» Task requirements: Duplicate these records line for line, leaving out the pictures.

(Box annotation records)

════════════════

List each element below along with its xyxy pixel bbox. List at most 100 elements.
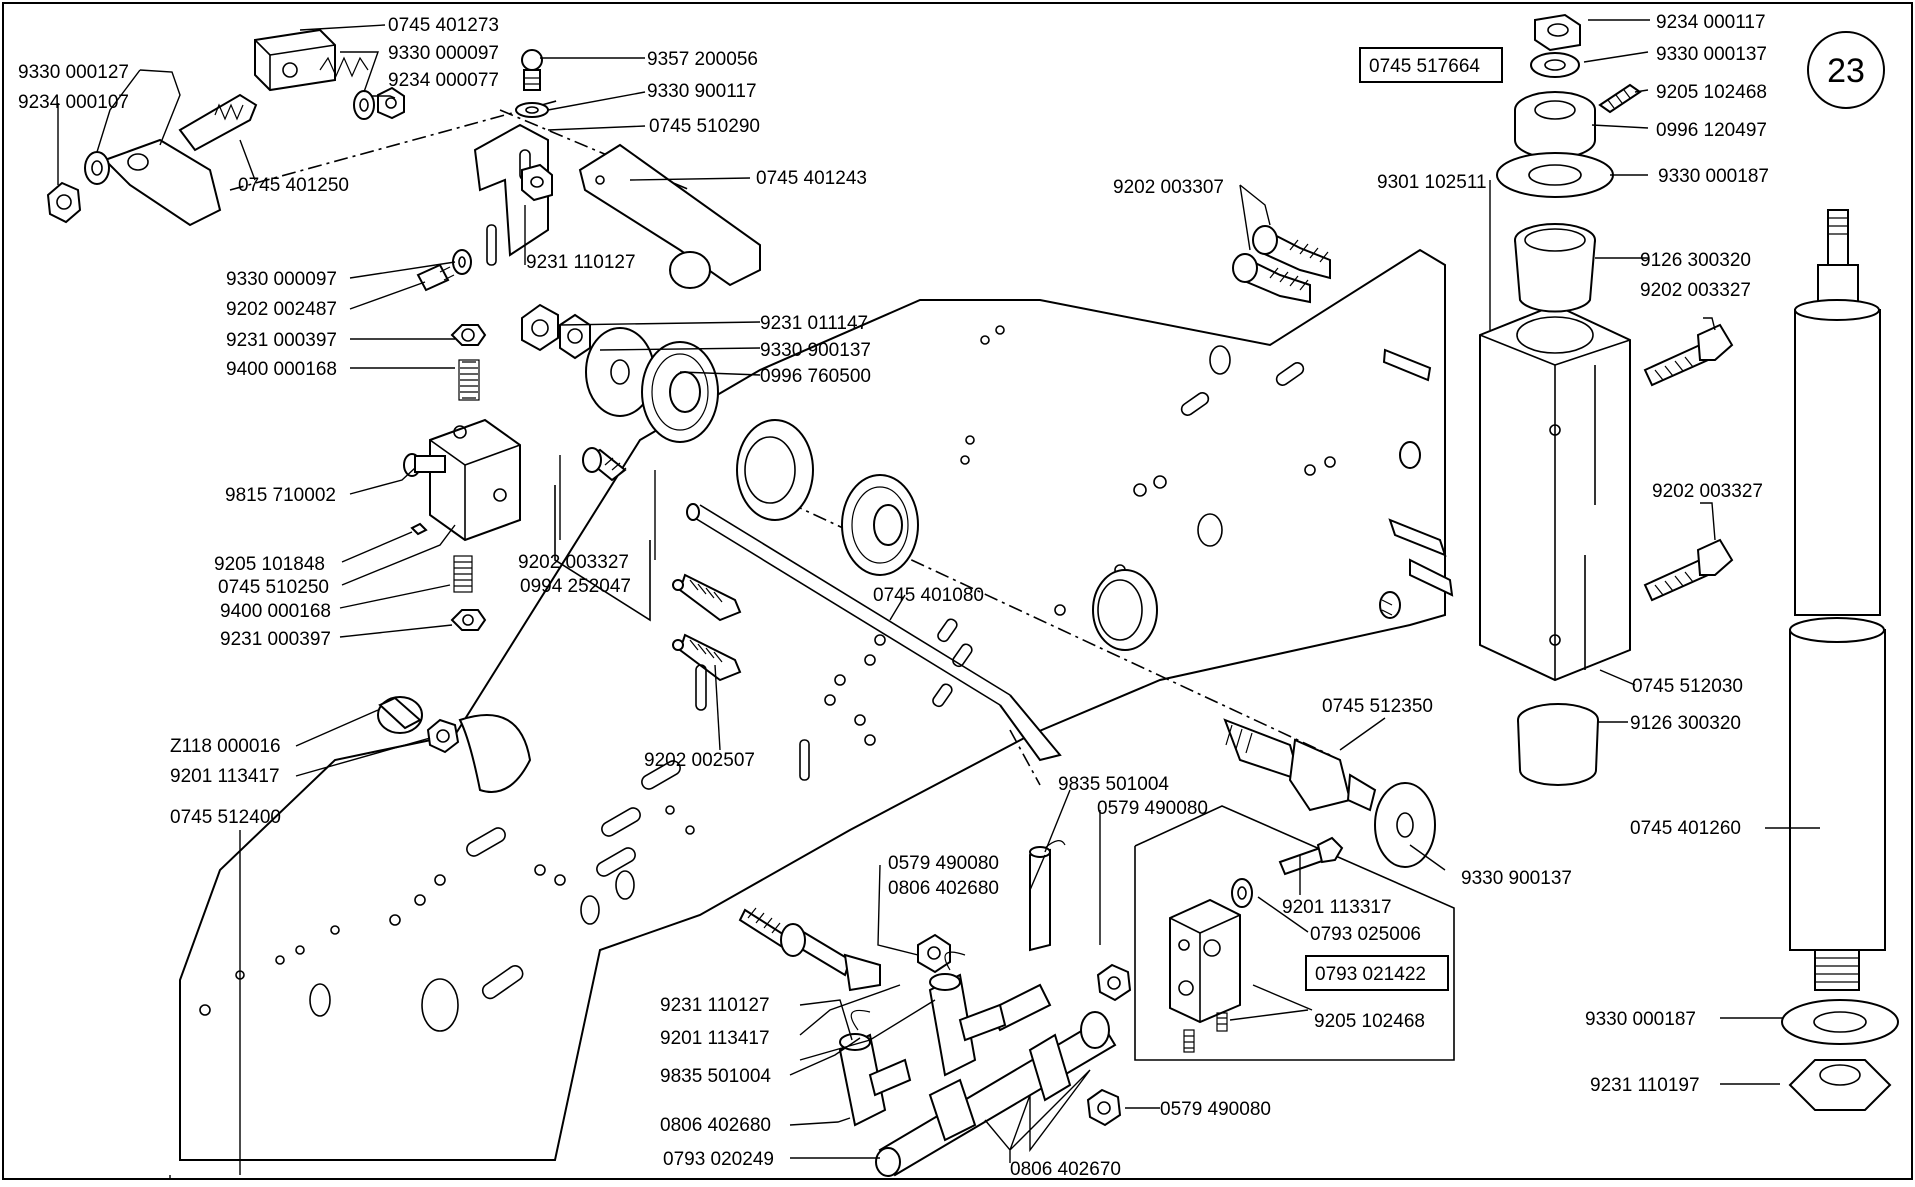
assembly-box-sub: 0793 021422 bbox=[1305, 955, 1449, 991]
screw-9202-003327-lower bbox=[1643, 538, 1734, 602]
washer-9330-900137-right bbox=[1374, 782, 1436, 868]
washer-9330-000137 bbox=[1530, 52, 1580, 78]
assembly-number-sub: 0793 021422 bbox=[1315, 964, 1426, 985]
connector-0806-402680-lower bbox=[838, 1009, 912, 1127]
label-9231-110197: 9231 110197 bbox=[1590, 1075, 1700, 1096]
nut-9201-113417-left bbox=[426, 718, 460, 754]
nut-9231-000397-bottom bbox=[450, 609, 487, 631]
sleeve-9126-300320-top bbox=[1514, 223, 1596, 313]
label-9330-000127: 9330 000127 bbox=[18, 62, 129, 83]
label-0994-252047: 0994 252047 bbox=[520, 576, 631, 597]
bolt-9231-110127-lower bbox=[738, 907, 881, 992]
shaft-0745-401260 bbox=[1789, 209, 1886, 991]
nut-0579-490080-bottom bbox=[1086, 1088, 1122, 1127]
label-9205-102468-sub: 9205 102468 bbox=[1314, 1011, 1425, 1032]
label-9126-300320-top: 9126 300320 bbox=[1640, 250, 1751, 271]
label-9330-900137-a: 9330 900137 bbox=[760, 340, 871, 361]
screw-9202-002507-b bbox=[672, 633, 742, 711]
page-number: 23 bbox=[1827, 52, 1865, 90]
screw-9202-003307-b bbox=[1232, 253, 1311, 304]
shaft-0745-512350 bbox=[1223, 718, 1377, 812]
page-number-badge: 23 bbox=[1807, 31, 1885, 109]
centerline-link bbox=[1009, 729, 1041, 786]
spring-9400-000168-top bbox=[458, 359, 480, 401]
nut-9231-110197 bbox=[1788, 1059, 1892, 1111]
label-9330-000097-top: 9330 000097 bbox=[388, 43, 499, 64]
block-0745-401273 bbox=[254, 28, 336, 92]
nut-9231-000397-top bbox=[450, 324, 487, 346]
label-9330-900137-right: 9330 900137 bbox=[1461, 868, 1572, 889]
label-0745-512400: 0745 512400 bbox=[170, 807, 281, 828]
label-0745-510250: 0745 510250 bbox=[218, 577, 329, 598]
label-9202-003327-upper: 9202 003327 bbox=[1640, 280, 1751, 301]
nut-0579-490080-top bbox=[917, 933, 951, 974]
part-labels: 0745 401273 9330 000097 9357 200056 9330… bbox=[18, 12, 1769, 1180]
spring-9205-102468-sub bbox=[1183, 1012, 1228, 1053]
linkage-0806-402670 bbox=[875, 983, 1117, 1177]
label-9205-102468-top: 9205 102468 bbox=[1656, 82, 1767, 103]
label-9330-000187-bottom: 9330 000187 bbox=[1585, 1009, 1696, 1030]
nut-9234-000077 bbox=[377, 86, 405, 120]
label-9301-102511: 9301 102511 bbox=[1377, 172, 1487, 193]
label-0745-510290: 0745 510290 bbox=[649, 116, 760, 137]
label-0579-490080-top: 0579 490080 bbox=[1097, 798, 1208, 819]
label-9815-710002: 9815 710002 bbox=[225, 485, 336, 506]
label-9330-900117: 9330 900117 bbox=[647, 81, 757, 102]
label-9234-000077: 9234 000077 bbox=[388, 70, 499, 91]
screw-9202-002507-a bbox=[672, 573, 742, 622]
label-9330-000097-mid: 9330 000097 bbox=[226, 269, 337, 290]
label-0806-402670: 0806 402670 bbox=[1010, 1159, 1121, 1180]
nut-9234-000107 bbox=[46, 181, 82, 224]
label-9231-110127-lower: 9231 110127 bbox=[660, 995, 770, 1016]
screw-9202-003327-upper bbox=[1643, 323, 1734, 387]
pins-plate bbox=[1379, 348, 1454, 619]
subassembly-frame bbox=[1134, 805, 1455, 1061]
arm-0745-401243 bbox=[578, 143, 761, 289]
label-0745-512030: 0745 512030 bbox=[1632, 676, 1743, 697]
pin-9205-101848 bbox=[410, 522, 428, 536]
sleeve-Z118-000016 bbox=[377, 696, 423, 734]
nut-0579-490080-right bbox=[1096, 963, 1132, 1002]
label-9835-501004-top: 9835 501004 bbox=[1058, 774, 1169, 795]
nut-9231-110127-top bbox=[521, 163, 553, 202]
label-9202-002487: 9202 002487 bbox=[226, 299, 337, 320]
label-0793-020249: 0793 020249 bbox=[663, 1149, 774, 1170]
bushing-0996-120497 bbox=[1514, 91, 1596, 159]
label-9357-200056: 9357 200056 bbox=[647, 49, 758, 70]
screw-9815-710002 bbox=[403, 453, 446, 477]
label-9202-003327-mid: 9202 003327 bbox=[518, 552, 629, 573]
label-9231-110127-top: 9231 110127 bbox=[526, 252, 636, 273]
label-0745-401260: 0745 401260 bbox=[1630, 818, 1741, 839]
pin-9835-501004-top bbox=[1029, 840, 1066, 952]
centerline-lever bbox=[229, 99, 561, 191]
connector-0806-402680-upper bbox=[928, 951, 1007, 1077]
label-Z118-000016: Z118 000016 bbox=[170, 736, 281, 757]
label-9202-003327-lower: 9202 003327 bbox=[1652, 481, 1763, 502]
washer-9330-000187-bottom bbox=[1781, 999, 1899, 1045]
label-0579-490080-bottom: 0579 490080 bbox=[1160, 1099, 1271, 1120]
leader-lines bbox=[57, 19, 1820, 1180]
label-9231-011147: 9231 011147 bbox=[760, 313, 868, 334]
label-9202-002507: 9202 002507 bbox=[644, 750, 755, 771]
label-0806-402680-top: 0806 402680 bbox=[888, 878, 999, 899]
bearing-mid bbox=[841, 474, 919, 576]
washer-0793-025006 bbox=[1231, 878, 1253, 908]
stud-0994-252047 bbox=[582, 447, 627, 482]
sleeve-9126-300320-bottom bbox=[1517, 703, 1599, 786]
assembly-box-main: 0745 517664 bbox=[1359, 47, 1503, 83]
bolt-9201-113317 bbox=[1278, 836, 1344, 876]
lever-0745-401250 bbox=[103, 93, 258, 227]
label-0996-120497: 0996 120497 bbox=[1656, 120, 1767, 141]
label-0745-401080: 0745 401080 bbox=[873, 585, 984, 606]
label-0745-512350: 0745 512350 bbox=[1322, 696, 1433, 717]
hole-ring-mid bbox=[1092, 569, 1158, 651]
washer-9330-900137-a bbox=[559, 313, 591, 360]
washer-9330-900117 bbox=[515, 102, 549, 118]
label-9126-300320-bottom: 9126 300320 bbox=[1630, 713, 1741, 734]
label-9234-000117: 9234 000117 bbox=[1656, 12, 1766, 33]
slotted-lug bbox=[458, 714, 532, 793]
label-9330-000137: 9330 000137 bbox=[1656, 44, 1767, 65]
washer-9330-000097-mid bbox=[452, 249, 472, 275]
label-0745-401273: 0745 401273 bbox=[388, 15, 499, 36]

════════════════

» Exercise response:
List each element below along with its xyxy pixel bbox. List at most 100 elements.
assembly-box-sub: 0793 021422 bbox=[1305, 955, 1449, 991]
screw-9202-003327-lower bbox=[1643, 538, 1734, 602]
washer-9330-900137-right bbox=[1374, 782, 1436, 868]
washer-9330-000137 bbox=[1530, 52, 1580, 78]
assembly-number-sub: 0793 021422 bbox=[1315, 964, 1426, 985]
connector-0806-402680-lower bbox=[838, 1009, 912, 1127]
label-9231-110197: 9231 110197 bbox=[1590, 1075, 1700, 1096]
nut-9201-113417-left bbox=[426, 718, 460, 754]
nut-9231-000397-bottom bbox=[450, 609, 487, 631]
sleeve-9126-300320-top bbox=[1514, 223, 1596, 313]
label-9330-000127: 9330 000127 bbox=[18, 62, 129, 83]
label-0994-252047: 0994 252047 bbox=[520, 576, 631, 597]
bolt-9231-110127-lower bbox=[738, 907, 881, 992]
shaft-0745-401260 bbox=[1789, 209, 1886, 991]
nut-0579-490080-bottom bbox=[1086, 1088, 1122, 1127]
label-9205-102468-sub: 9205 102468 bbox=[1314, 1011, 1425, 1032]
label-9126-300320-top: 9126 300320 bbox=[1640, 250, 1751, 271]
label-9330-900137-a: 9330 900137 bbox=[760, 340, 871, 361]
screw-9202-002507-b bbox=[672, 633, 742, 711]
page-number: 23 bbox=[1827, 52, 1865, 90]
screw-9202-003307-b bbox=[1232, 253, 1311, 304]
shaft-0745-512350 bbox=[1223, 718, 1377, 812]
page-number-badge: 23 bbox=[1807, 31, 1885, 109]
centerline-link bbox=[1009, 729, 1041, 786]
spring-9400-000168-top bbox=[458, 359, 480, 401]
nut-9231-110197 bbox=[1788, 1059, 1892, 1111]
label-9330-000097-top: 9330 000097 bbox=[388, 43, 499, 64]
block-0745-401273 bbox=[254, 28, 336, 92]
nut-9231-000397-top bbox=[450, 324, 487, 346]
label-9330-900137-right: 9330 900137 bbox=[1461, 868, 1572, 889]
label-0745-512400: 0745 512400 bbox=[170, 807, 281, 828]
label-0745-510250: 0745 510250 bbox=[218, 577, 329, 598]
label-9202-003327-upper: 9202 003327 bbox=[1640, 280, 1751, 301]
nut-0579-490080-top bbox=[917, 933, 951, 974]
part-labels: 0745 401273 9330 000097 9357 200056 9330… bbox=[18, 12, 1769, 1180]
spring-9205-102468-sub bbox=[1183, 1012, 1228, 1053]
linkage-0806-402670 bbox=[875, 983, 1117, 1177]
label-9205-102468-top: 9205 102468 bbox=[1656, 82, 1767, 103]
label-9330-000187-bottom: 9330 000187 bbox=[1585, 1009, 1696, 1030]
nut-9234-000077 bbox=[377, 86, 405, 120]
label-9301-102511: 9301 102511 bbox=[1377, 172, 1487, 193]
label-0745-510290: 0745 510290 bbox=[649, 116, 760, 137]
label-0579-490080-top: 0579 490080 bbox=[1097, 798, 1208, 819]
label-9815-710002: 9815 710002 bbox=[225, 485, 336, 506]
label-9330-900117: 9330 900117 bbox=[647, 81, 757, 102]
label-9234-000077: 9234 000077 bbox=[388, 70, 499, 91]
screw-9202-002507-a bbox=[672, 573, 742, 622]
label-9330-000097-mid: 9330 000097 bbox=[226, 269, 337, 290]
label-0806-402670: 0806 402670 bbox=[1010, 1159, 1121, 1180]
nut-9234-000107 bbox=[46, 181, 82, 224]
label-9231-110127-lower: 9231 110127 bbox=[660, 995, 770, 1016]
screw-9202-003327-upper bbox=[1643, 323, 1734, 387]
pins-plate bbox=[1379, 348, 1454, 619]
subassembly-frame bbox=[1134, 805, 1455, 1061]
arm-0745-401243 bbox=[578, 143, 761, 289]
label-0745-512030: 0745 512030 bbox=[1632, 676, 1743, 697]
pin-9205-101848 bbox=[410, 522, 428, 536]
sleeve-Z118-000016 bbox=[377, 696, 423, 734]
nut-0579-490080-right bbox=[1096, 963, 1132, 1002]
label-9835-501004-top: 9835 501004 bbox=[1058, 774, 1169, 795]
nut-9231-110127-top bbox=[521, 163, 553, 202]
label-9202-002487: 9202 002487 bbox=[226, 299, 337, 320]
label-0793-020249: 0793 020249 bbox=[663, 1149, 774, 1170]
bushing-0996-120497 bbox=[1514, 91, 1596, 159]
label-9357-200056: 9357 200056 bbox=[647, 49, 758, 70]
screw-9815-710002 bbox=[403, 453, 446, 477]
label-9202-003327-mid: 9202 003327 bbox=[518, 552, 629, 573]
label-9231-110127-top: 9231 110127 bbox=[526, 252, 636, 273]
label-0745-401260: 0745 401260 bbox=[1630, 818, 1741, 839]
pin-9835-501004-top bbox=[1029, 840, 1066, 952]
centerline-lever bbox=[229, 99, 561, 191]
connector-0806-402680-upper bbox=[928, 951, 1007, 1077]
label-Z118-000016: Z118 000016 bbox=[170, 736, 281, 757]
label-9202-003327-lower: 9202 003327 bbox=[1652, 481, 1763, 502]
washer-9330-000187-bottom bbox=[1781, 999, 1899, 1045]
label-0579-490080-bottom: 0579 490080 bbox=[1160, 1099, 1271, 1120]
leader-lines bbox=[57, 19, 1820, 1180]
label-9231-011147: 9231 011147 bbox=[760, 313, 868, 334]
label-9202-002507: 9202 002507 bbox=[644, 750, 755, 771]
label-0806-402680-top: 0806 402680 bbox=[888, 878, 999, 899]
bearing-mid bbox=[841, 474, 919, 576]
washer-0793-025006 bbox=[1231, 878, 1253, 908]
stud-0994-252047 bbox=[582, 447, 627, 482]
sleeve-9126-300320-bottom bbox=[1517, 703, 1599, 786]
assembly-box-main: 0745 517664 bbox=[1359, 47, 1503, 83]
bolt-9201-113317 bbox=[1278, 836, 1344, 876]
lever-0745-401250 bbox=[103, 93, 258, 227]
label-0996-120497: 0996 120497 bbox=[1656, 120, 1767, 141]
label-0745-401080: 0745 401080 bbox=[873, 585, 984, 606]
label-0745-512350: 0745 512350 bbox=[1322, 696, 1433, 717]
hole-ring-mid bbox=[1092, 569, 1158, 651]
washer-9330-900137-a bbox=[559, 313, 591, 360]
washer-9330-900117 bbox=[515, 102, 549, 118]
label-9126-300320-bottom: 9126 300320 bbox=[1630, 713, 1741, 734]
label-9234-000117: 9234 000117 bbox=[1656, 12, 1766, 33]
slotted-lug bbox=[458, 714, 532, 793]
label-9330-000137: 9330 000137 bbox=[1656, 44, 1767, 65]
washer-9330-000097-mid bbox=[452, 249, 472, 275]
label-0745-401273: 0745 401273 bbox=[388, 15, 499, 36]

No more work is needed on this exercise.